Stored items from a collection
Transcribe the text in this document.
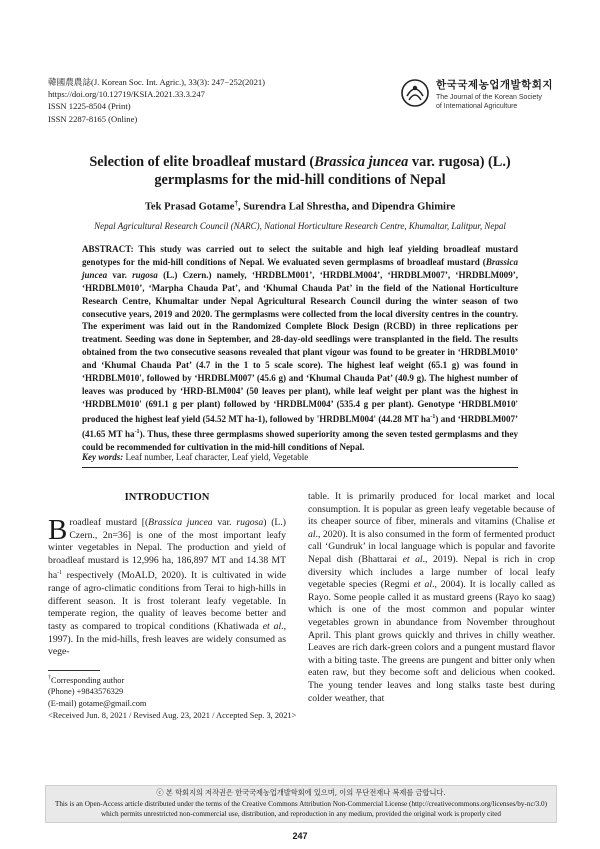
韓國農農誌(J. Korean Soc. Int. Agric.), 33(3): 247−252(2021)
https://doi.org/10.12719/KSIA.2021.33.3.247
ISSN 1225-8504 (Print)
ISSN 2287-8165 (Online)
한국국제농업개발학회지
The Journal of the Korean Society
of International Agriculture
Selection of elite broadleaf mustard (Brassica juncea var. rugosa) (L.)
germplasms for the mid-hill conditions of Nepal
Tek Prasad Gotame†, Surendra Lal Shrestha, and Dipendra Ghimire
Nepal Agricultural Research Council (NARC), National Horticulture Research Centre, Khumaltar, Lalitpur, Nepal
ABSTRACT: This study was carried out to select the suitable and high leaf yielding broadleaf mustard genotypes for the mid-hill conditions of Nepal. We evaluated seven germplasms of broadleaf mustard (Brassica juncea var. rugosa (L.) Czern.) namely, ‘HRDBLM001’, ‘HRDBLM004’, ‘HRDBLM007’, ‘HRDBLM009’, ‘HRDBLM010’, ‘Marpha Chauda Pat’, and ‘Khumal Chauda Pat’ in the field of the National Horticulture Research Centre, Khumaltar under Nepal Agricultural Research Council during the winter season of two consecutive years, 2019 and 2020. The germplasms were collected from the local diversity centres in the country. The experiment was laid out in the Randomized Complete Block Design (RCBD) in three replications per treatment. Seeding was done in September, and 28-day-old seedlings were transplanted in the field. The results obtained from the two consecutive seasons revealed that plant vigour was found to be greater in ‘HRDBLM010’ and ‘Khumal Chauda Pat’ (4.7 in the 1 to 5 scale score). The highest leaf weight (65.1 g) was found in ‘HRDBLM010', followed by ‘HRDBLM007’ (45.6 g) and ‘Khumal Chauda Pat’ (40.9 g). The highest number of leaves was produced by ‘HRD-BLM004’ (50 leaves per plant), while leaf weight per plant was the highest in ‘HRDBLM010' (691.1 g per plant) followed by ‘HRDBLM004’ (535.4 g per plant). Genotype ‘HRDBLM010' produced the highest leaf yield (54.52 MT ha-1), followed by 'HRDBLM004' (44.28 MT $ha^{-1}$) and ‘HRDBLM007’ (41.65 MT $ha^{-1}$). Thus, these three germplasms showed superiority among the seven tested germplasms and they could be recommended for cultivation in the mid-hill conditions of Nepal.
Key words: Leaf number, Leaf character, Leaf yield, Vegetable
INTRODUCTION
Broadleaf mustard [(Brassica juncea var. rugosa) (L.) Czern., 2n=36] is one of the most important leafy winter vegetables in Nepal. The production and yield of broadleaf mustard is 12,996 ha, 186,897 MT and 14.38 MT $ha^{-1}$ respectively (MoALD, 2020). It is cultivated in wide range of agro-climatic conditions from Terai to high-hills in different season. It is frost tolerant leafy vegetable. In temperate region, the quality of leaves become better and tasty as compared to tropical conditions (Khatiwada et al., 1997). In the mid-hills, fresh leaves are widely consumed as vege-
table. It is primarily produced for local market and local consumption. It is popular as green leafy vegetable because of its cheaper source of fiber, minerals and vitamins (Chalise et al., 2020). It is also consumed in the form of fermented product call ‘Gundruk’ in local language which is popular and favorite Nepal dish (Bhattarai et al., 2019). Nepal is rich in crop diversity which includes a large number of local leafy vegetable species (Regmi et al., 2004). It is locally called as Rayo. Some people called it as mustard greens (Rayo ko saag) which is one of the most common and popular winter vegetables grown in abundance from November throughout April. This plant grows quickly and thrives in chilly weather. Leaves are rich dark-green colors and a pungent mustard flavor with a biting taste. The greens are pungent and bitter only when eaten raw, but they become soft and delicious when cooked. The young tender leaves and long stalks taste best during colder weather, that
†Corresponding author
(Phone) +9843576329
(E-mail) gotame@gmail.com
<Received Jun. 8, 2021 / Revised Aug. 23, 2021 / Accepted Sep. 3, 2021>
ⓒ 본 학회지의 저작권은 한국국제농업개발학회에 있으며, 이의 무단전재나 복제를 금합니다.
This is an Open-Access article distributed under the terms of the Creative Commons Attribution Non-Commercial License (http://creativecommons.org/licenses/by-nc/3.0) which permits unrestricted non-commercial use, distribution, and reproduction in any medium, provided the original work is properly cited
247
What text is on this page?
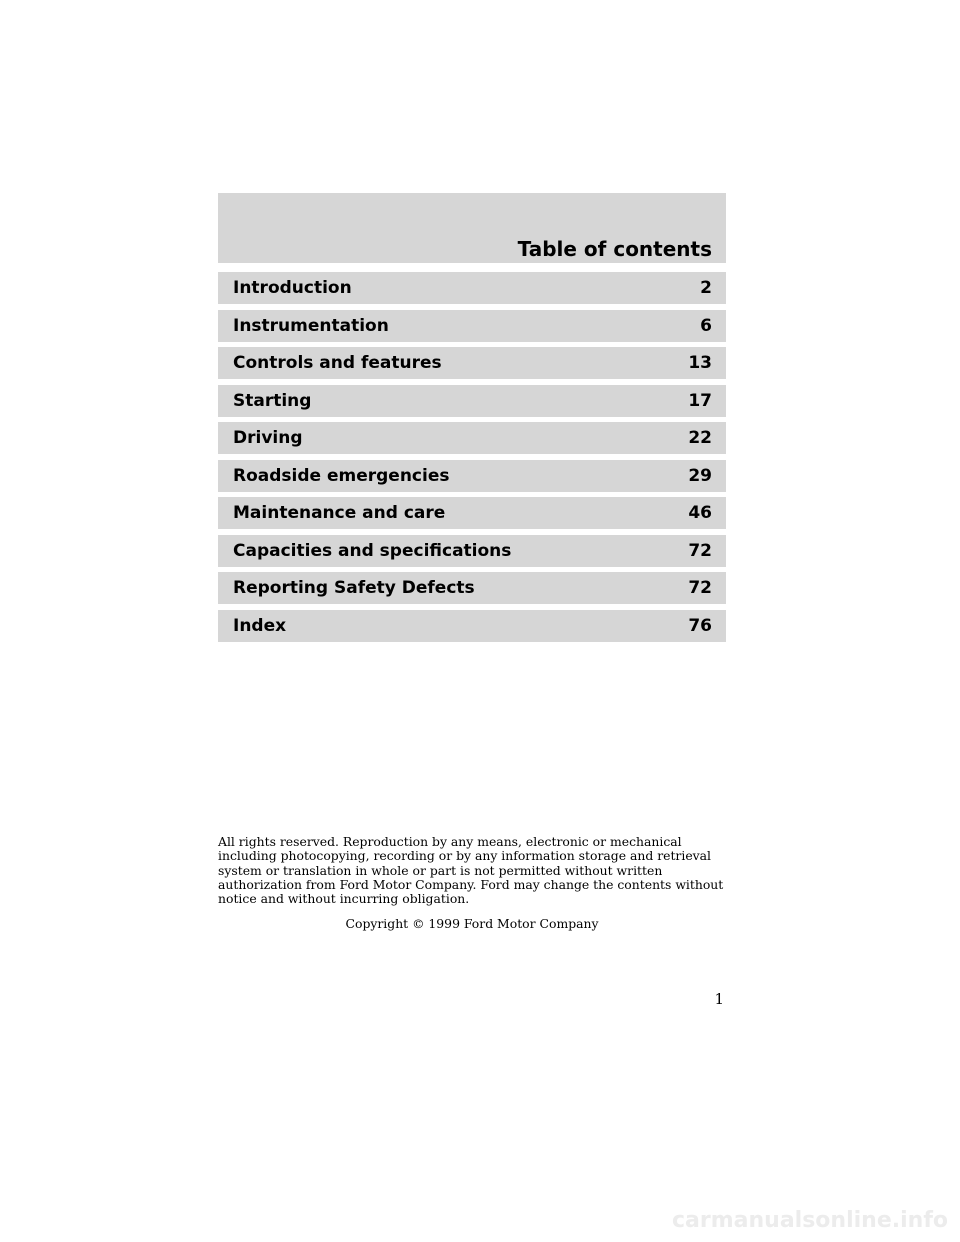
Table of contents
Introduction	2
Instrumentation	6
Controls and features	13
Starting	17
Driving	22
Roadside emergencies	29
Maintenance and care	46
Capacities and specifications	72
Reporting Safety Defects	72
Index	76
All rights reserved. Reproduction by any means, electronic or mechanical
including photocopying, recording or by any information storage and retrieval
system or translation in whole or part is not permitted without written
authorization from Ford Motor Company. Ford may change the contents without
notice and without incurring obligation.
Copyright © 1999 Ford Motor Company
1
carmanualsonline.info
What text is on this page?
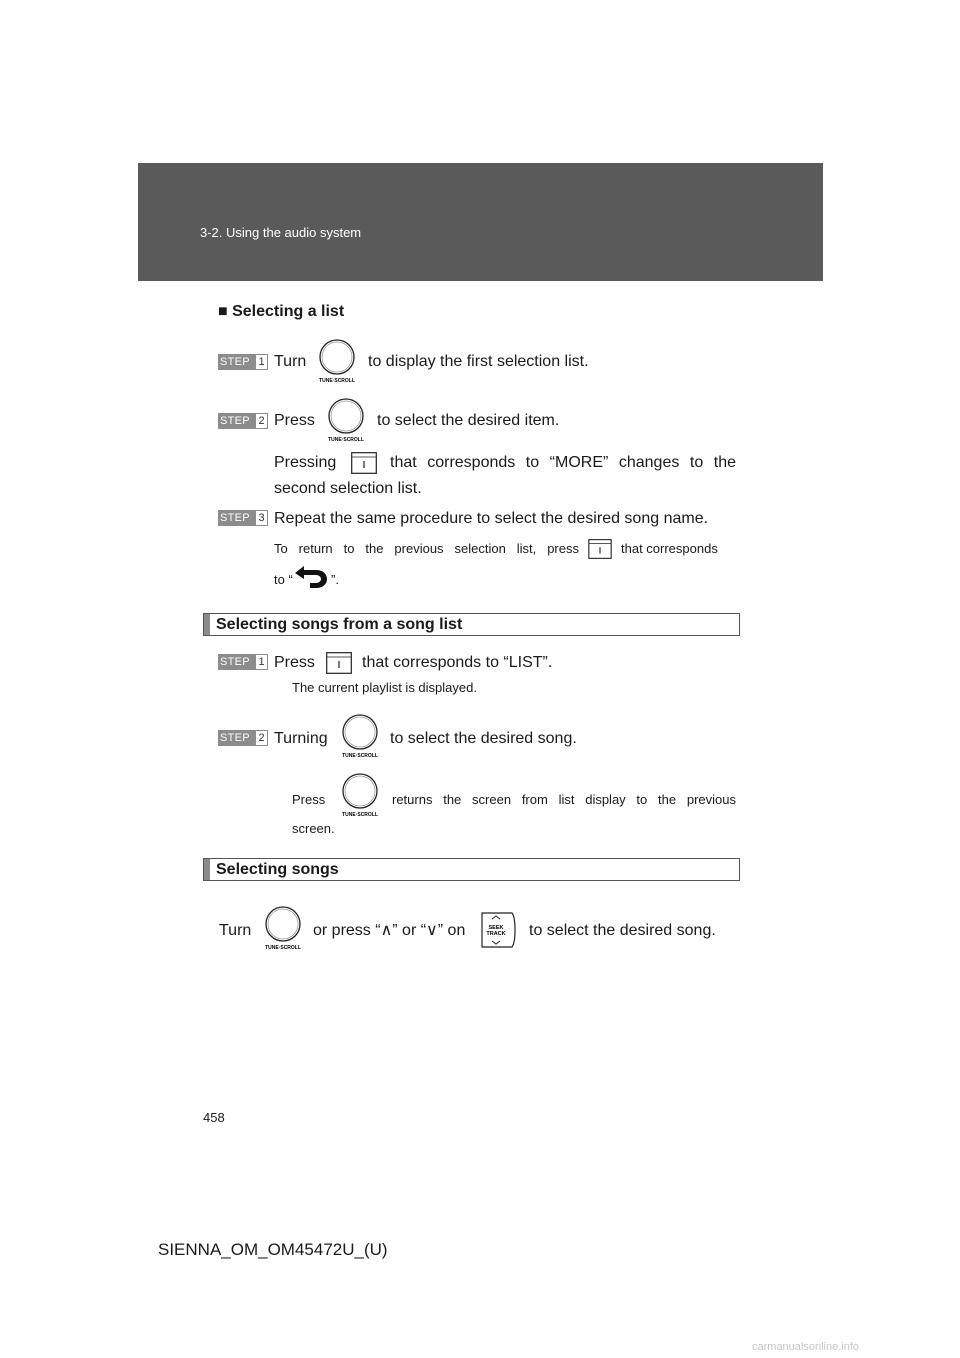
3-2. Using the audio system
■ Selecting a list
STEP 1 Turn
TUNE·SCROLL
to display the first selection list.
STEP 2 Press
TUNE·SCROLL
to select the desired item.
Pressing	that corresponds to “MORE” changes to the
second selection list.
STEP 3 Repeat the same procedure to select the desired song name.
To return to the previous selection list, press	that corresponds
to “	”.
Selecting songs from a song list
STEP 1 Press	that corresponds to “LIST”.
The current playlist is displayed.
STEP 2 Turning
TUNE·SCROLL
to select the desired song.
Press
TUNE·SCROLL
returns the screen from list display to the previous
screen.
Selecting songs
Turn
TUNE·SCROLL
or press “∧” or “∨” on	SEEK
TRACK to select the desired song.
458
SIENNA_OM_OM45472U_(U)
carmanualsonline.info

PROBLEM TO WORK ON: Extract the text of all the records above verbatim, excluding pictures.

SOLUTION TO THIS PROBLEM:
Transcribe the text in this document.
韓國農農誌(J. Korean Soc. Int. Agric.), 33(3): 247−252(2021)
https://doi.org/10.12719/KSIA.2021.33.3.247
ISSN 1225-8504 (Print)
ISSN 2287-8165 (Online)
한국국제농업개발학회지
The Journal of the Korean Society
of International Agriculture
Selection of elite broadleaf mustard (Brassica juncea var. rugosa) (L.)
germplasms for the mid-hill conditions of Nepal
Tek Prasad Gotame†, Surendra Lal Shrestha, and Dipendra Ghimire
Nepal Agricultural Research Council (NARC), National Horticulture Research Centre, Khumaltar, Lalitpur, Nepal
ABSTRACT: This study was carried out to select the suitable and high leaf yielding broadleaf mustard genotypes for the mid-hill conditions of Nepal. We evaluated seven germplasms of broadleaf mustard (Brassica juncea var. rugosa (L.) Czern.) namely, ‘HRDBLM001’, ‘HRDBLM004’, ‘HRDBLM007’, ‘HRDBLM009’, ‘HRDBLM010’, ‘Marpha Chauda Pat’, and ‘Khumal Chauda Pat’ in the field of the National Horticulture Research Centre, Khumaltar under Nepal Agricultural Research Council during the winter season of two consecutive years, 2019 and 2020. The germplasms were collected from the local diversity centres in the country. The experiment was laid out in the Randomized Complete Block Design (RCBD) in three replications per treatment. Seeding was done in September, and 28-day-old seedlings were transplanted in the field. The results obtained from the two consecutive seasons revealed that plant vigour was found to be greater in ‘HRDBLM010’ and ‘Khumal Chauda Pat’ (4.7 in the 1 to 5 scale score). The highest leaf weight (65.1 g) was found in ‘HRDBLM010', followed by ‘HRDBLM007’ (45.6 g) and ‘Khumal Chauda Pat’ (40.9 g). The highest number of leaves was produced by ‘HRD-BLM004’ (50 leaves per plant), while leaf weight per plant was the highest in ‘HRDBLM010' (691.1 g per plant) followed by ‘HRDBLM004’ (535.4 g per plant). Genotype ‘HRDBLM010' produced the highest leaf yield (54.52 MT ha-1), followed by 'HRDBLM004' (44.28 MT $ha^{-1}$) and ‘HRDBLM007’ (41.65 MT $ha^{-1}$). Thus, these three germplasms showed superiority among the seven tested germplasms and they could be recommended for cultivation in the mid-hill conditions of Nepal.
Key words: Leaf number, Leaf character, Leaf yield, Vegetable
INTRODUCTION
Broadleaf mustard [(Brassica juncea var. rugosa) (L.) Czern., 2n=36] is one of the most important leafy winter vegetables in Nepal. The production and yield of broadleaf mustard is 12,996 ha, 186,897 MT and 14.38 MT $ha^{-1}$ respectively (MoALD, 2020). It is cultivated in wide range of agro-climatic conditions from Terai to high-hills in different season. It is frost tolerant leafy vegetable. In temperate region, the quality of leaves become better and tasty as compared to tropical conditions (Khatiwada et al., 1997). In the mid-hills, fresh leaves are widely consumed as vege-
table. It is primarily produced for local market and local consumption. It is popular as green leafy vegetable because of its cheaper source of fiber, minerals and vitamins (Chalise et al., 2020). It is also consumed in the form of fermented product call ‘Gundruk’ in local language which is popular and favorite Nepal dish (Bhattarai et al., 2019). Nepal is rich in crop diversity which includes a large number of local leafy vegetable species (Regmi et al., 2004). It is locally called as Rayo. Some people called it as mustard greens (Rayo ko saag) which is one of the most common and popular winter vegetables grown in abundance from November throughout April. This plant grows quickly and thrives in chilly weather. Leaves are rich dark-green colors and a pungent mustard flavor with a biting taste. The greens are pungent and bitter only when eaten raw, but they become soft and delicious when cooked. The young tender leaves and long stalks taste best during colder weather, that
†Corresponding author
(Phone) +9843576329
(E-mail) gotame@gmail.com
<Received Jun. 8, 2021 / Revised Aug. 23, 2021 / Accepted Sep. 3, 2021>
ⓒ 본 학회지의 저작권은 한국국제농업개발학회에 있으며, 이의 무단전재나 복제를 금합니다.
This is an Open-Access article distributed under the terms of the Creative Commons Attribution Non-Commercial License (http://creativecommons.org/licenses/by-nc/3.0) which permits unrestricted non-commercial use, distribution, and reproduction in any medium, provided the original work is properly cited
247
What text is on this page?
Table of contents
Introduction	2
Instrumentation	6
Controls and features	13
Starting	17
Driving	22
Roadside emergencies	29
Maintenance and care	46
Capacities and specifications	72
Reporting Safety Defects	72
Index	76
All rights reserved. Reproduction by any means, electronic or mechanical
including photocopying, recording or by any information storage and retrieval
system or translation in whole or part is not permitted without written
authorization from Ford Motor Company. Ford may change the contents without
notice and without incurring obligation.
Copyright © 1999 Ford Motor Company
1
carmanualsonline.info
What text is on this page?
3-2. Using the audio system
■ Selecting a list
STEP 1 Turn
TUNE·SCROLL
to display the first selection list.
STEP 2 Press
TUNE·SCROLL
to select the desired item.
Pressing	that corresponds to “MORE” changes to the
second selection list.
STEP 3 Repeat the same procedure to select the desired song name.
To return to the previous selection list, press	that corresponds
to “	”.
Selecting songs from a song list
STEP 1 Press	that corresponds to “LIST”.
The current playlist is displayed.
STEP 2 Turning
TUNE·SCROLL
to select the desired song.
Press
TUNE·SCROLL
returns the screen from list display to the previous
screen.
Selecting songs
Turn
TUNE·SCROLL
or press “∧” or “∨” on	SEEK
TRACK to select the desired song.
458
SIENNA_OM_OM45472U_(U)
carmanualsonline.info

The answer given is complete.